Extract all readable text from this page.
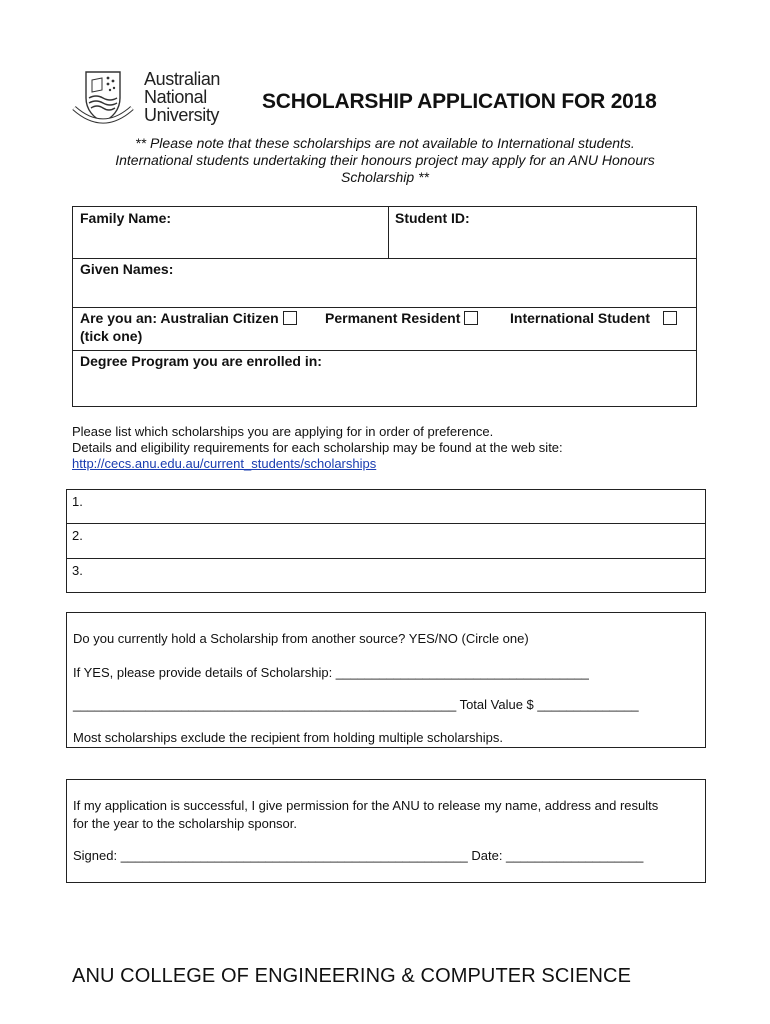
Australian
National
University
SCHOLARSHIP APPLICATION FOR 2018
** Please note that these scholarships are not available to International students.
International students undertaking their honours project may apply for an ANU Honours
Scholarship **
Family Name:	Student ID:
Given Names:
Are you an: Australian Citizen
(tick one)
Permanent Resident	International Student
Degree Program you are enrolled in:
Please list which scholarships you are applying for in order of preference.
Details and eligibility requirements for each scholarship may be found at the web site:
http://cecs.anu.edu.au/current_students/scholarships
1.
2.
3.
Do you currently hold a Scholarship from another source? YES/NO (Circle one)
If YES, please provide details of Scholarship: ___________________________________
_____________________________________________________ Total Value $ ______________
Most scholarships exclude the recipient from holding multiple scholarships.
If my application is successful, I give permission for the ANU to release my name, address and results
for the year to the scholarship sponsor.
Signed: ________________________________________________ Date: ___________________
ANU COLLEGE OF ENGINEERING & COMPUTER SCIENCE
--
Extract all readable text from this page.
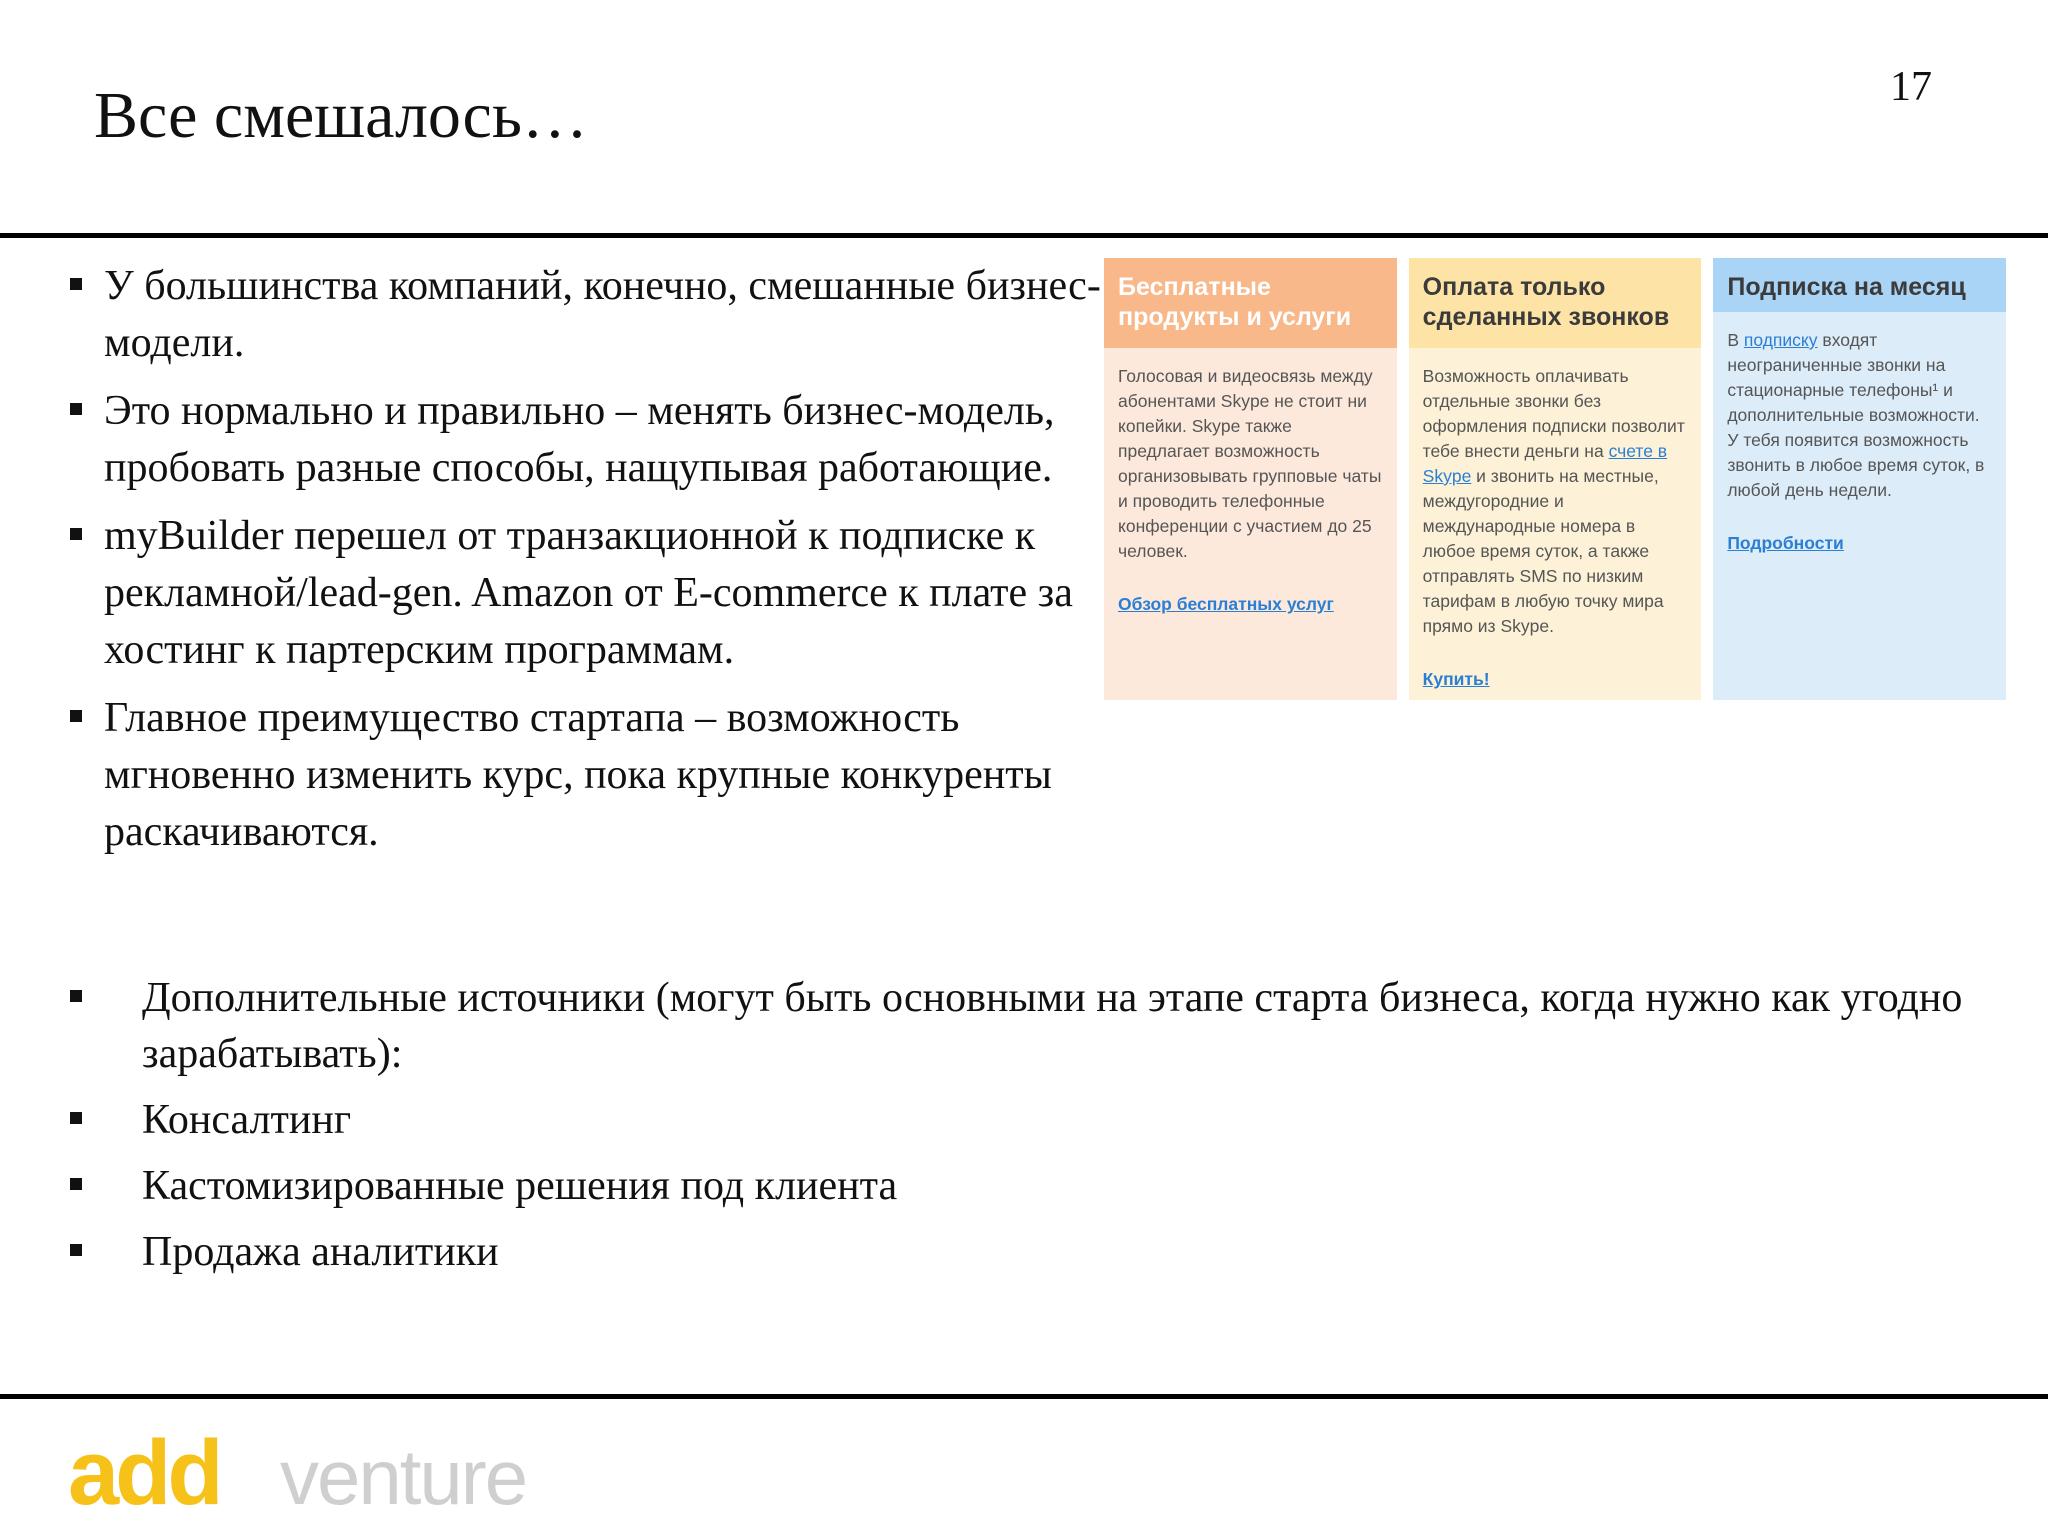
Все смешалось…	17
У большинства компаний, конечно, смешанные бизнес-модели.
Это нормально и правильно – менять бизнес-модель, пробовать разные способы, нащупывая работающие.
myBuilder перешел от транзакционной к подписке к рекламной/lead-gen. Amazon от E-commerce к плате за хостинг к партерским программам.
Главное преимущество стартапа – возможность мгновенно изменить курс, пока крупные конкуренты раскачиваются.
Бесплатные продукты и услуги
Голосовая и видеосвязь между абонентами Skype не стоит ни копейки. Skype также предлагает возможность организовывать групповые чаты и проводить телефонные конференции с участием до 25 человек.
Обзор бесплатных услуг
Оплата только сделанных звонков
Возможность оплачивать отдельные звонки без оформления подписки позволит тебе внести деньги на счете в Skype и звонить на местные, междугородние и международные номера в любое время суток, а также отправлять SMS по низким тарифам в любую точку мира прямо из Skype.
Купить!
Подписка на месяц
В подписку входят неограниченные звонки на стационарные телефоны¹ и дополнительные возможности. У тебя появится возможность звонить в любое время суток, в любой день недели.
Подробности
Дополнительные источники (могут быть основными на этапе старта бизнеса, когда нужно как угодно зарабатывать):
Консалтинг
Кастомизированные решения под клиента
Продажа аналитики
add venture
--
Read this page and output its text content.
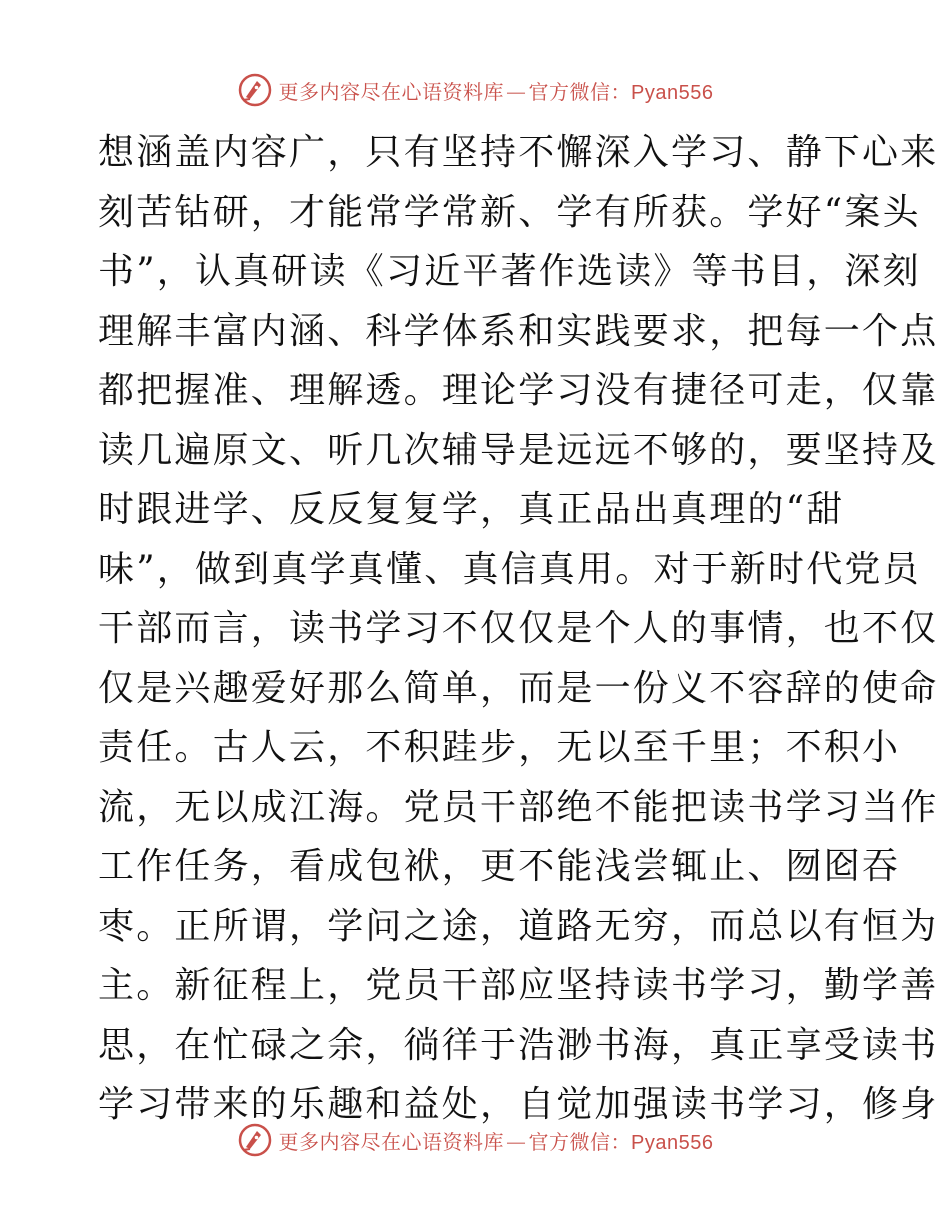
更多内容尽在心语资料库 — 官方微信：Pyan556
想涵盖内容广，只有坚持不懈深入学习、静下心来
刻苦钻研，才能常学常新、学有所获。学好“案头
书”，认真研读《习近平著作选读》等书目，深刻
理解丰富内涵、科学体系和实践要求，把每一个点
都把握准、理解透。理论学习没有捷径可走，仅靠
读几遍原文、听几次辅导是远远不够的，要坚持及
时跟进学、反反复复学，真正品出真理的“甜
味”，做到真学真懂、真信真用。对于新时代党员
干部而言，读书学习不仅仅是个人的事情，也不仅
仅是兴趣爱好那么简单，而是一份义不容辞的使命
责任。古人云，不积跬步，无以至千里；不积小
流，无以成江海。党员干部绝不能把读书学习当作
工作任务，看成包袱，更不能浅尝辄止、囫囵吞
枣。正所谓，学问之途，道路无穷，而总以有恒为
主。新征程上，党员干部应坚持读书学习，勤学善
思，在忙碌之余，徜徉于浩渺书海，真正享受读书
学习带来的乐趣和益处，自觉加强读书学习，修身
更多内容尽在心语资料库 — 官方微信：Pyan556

Work to complete: Reply with one number only, the count of lines above that hold the string "время".

Solved exercise: 2